*Record excerpts*
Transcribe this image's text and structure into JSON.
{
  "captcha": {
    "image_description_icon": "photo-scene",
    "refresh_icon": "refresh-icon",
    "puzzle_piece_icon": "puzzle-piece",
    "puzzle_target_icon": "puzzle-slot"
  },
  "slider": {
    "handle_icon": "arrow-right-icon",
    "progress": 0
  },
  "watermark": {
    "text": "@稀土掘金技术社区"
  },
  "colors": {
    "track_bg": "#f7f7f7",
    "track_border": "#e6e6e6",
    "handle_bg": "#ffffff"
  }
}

*What is needed*
Write out the full set of records exactly as given.

*Answer for the task*
Transcribe this image's text and structure into JSON.
{
  "captcha": {
    "image_description_icon": "photo-scene",
    "refresh_icon": "refresh-icon",
    "puzzle_piece_icon": "puzzle-piece",
    "puzzle_target_icon": "puzzle-slot"
  },
  "slider": {
    "handle_icon": "arrow-right-icon",
    "progress": 0
  },
  "watermark": {
    "text": "@稀土掘金技术社区"
  },
  "colors": {
    "track_bg": "#f7f7f7",
    "track_border": "#e6e6e6",
    "handle_bg": "#ffffff"
  }
}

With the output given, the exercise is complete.